[The request] Write the entries below out again exactly; any picture in them stays out.

[Given data]
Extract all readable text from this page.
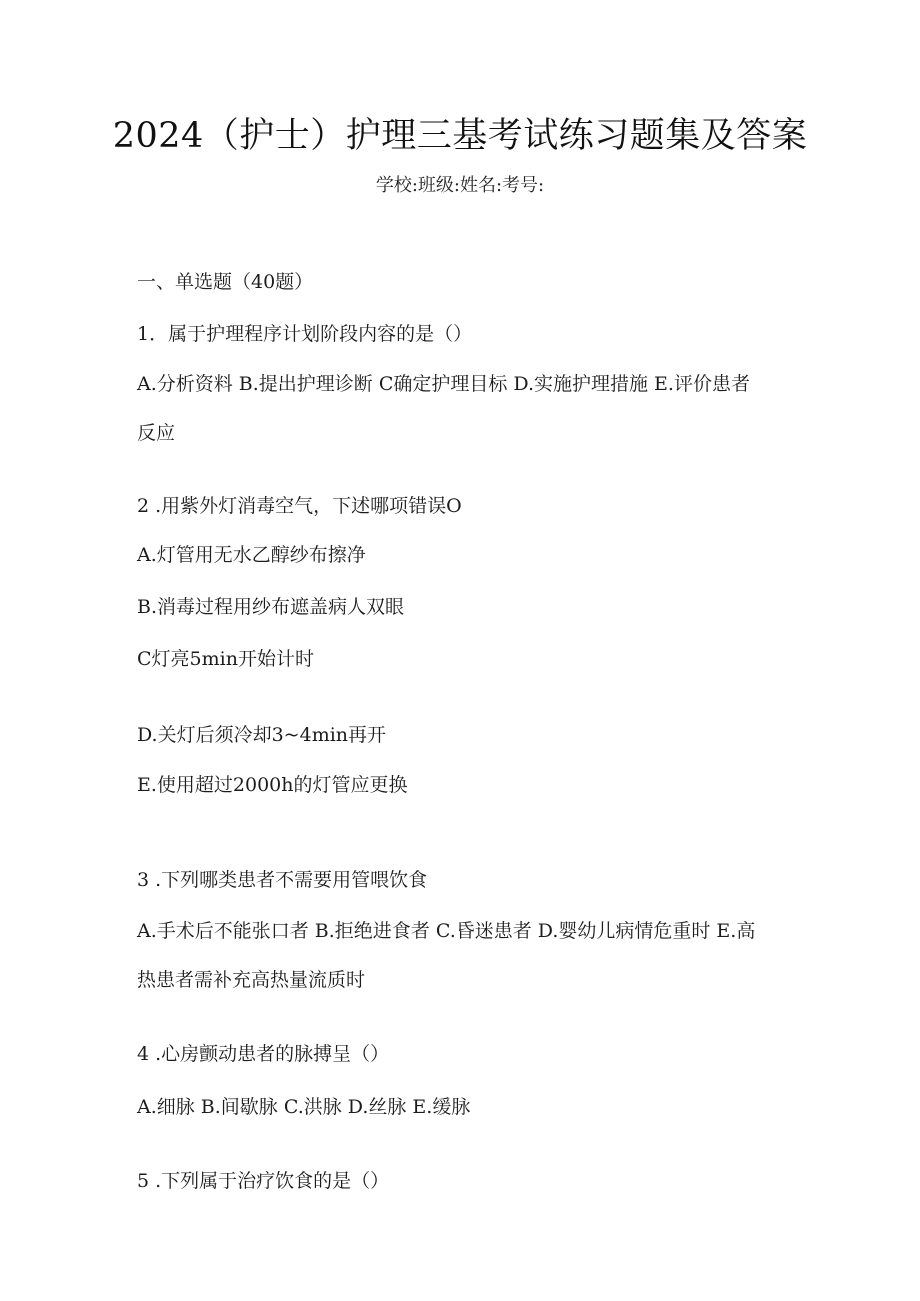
2024（护士）护理三基考试练习题集及答案
学校:班级:姓名:考号:
一、单选题（40题）
1．属于护理程序计划阶段内容的是（）
A.分析资料 B.提出护理诊断 C确定护理目标 D.实施护理措施 E.评价患者
反应
2 .用紫外灯消毒空气，下述哪项错误O
A.灯管用无水乙醇纱布擦净
B.消毒过程用纱布遮盖病人双眼
C灯亮5min开始计时
D.关灯后须冷却3~4min再开
E.使用超过2000h的灯管应更换
3 .下列哪类患者不需要用管喂饮食
A.手术后不能张口者 B.拒绝进食者 C.昏迷患者 D.婴幼儿病情危重时 E.高
热患者需补充高热量流质时
4 .心房颤动患者的脉搏呈（）
A.细脉 B.间歇脉 C.洪脉 D.丝脉 E.缓脉
5 .下列属于治疗饮食的是（）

[Task result]
Extract all readable text from this page.
2024（护士）护理三基考试练习题集及答案
学校:班级:姓名:考号:
一、单选题（40题）
1．属于护理程序计划阶段内容的是（）
A.分析资料 B.提出护理诊断 C确定护理目标 D.实施护理措施 E.评价患者
反应
2 .用紫外灯消毒空气，下述哪项错误O
A.灯管用无水乙醇纱布擦净
B.消毒过程用纱布遮盖病人双眼
C灯亮5min开始计时
D.关灯后须冷却3~4min再开
E.使用超过2000h的灯管应更换
3 .下列哪类患者不需要用管喂饮食
A.手术后不能张口者 B.拒绝进食者 C.昏迷患者 D.婴幼儿病情危重时 E.高
热患者需补充高热量流质时
4 .心房颤动患者的脉搏呈（）
A.细脉 B.间歇脉 C.洪脉 D.丝脉 E.缓脉
5 .下列属于治疗饮食的是（）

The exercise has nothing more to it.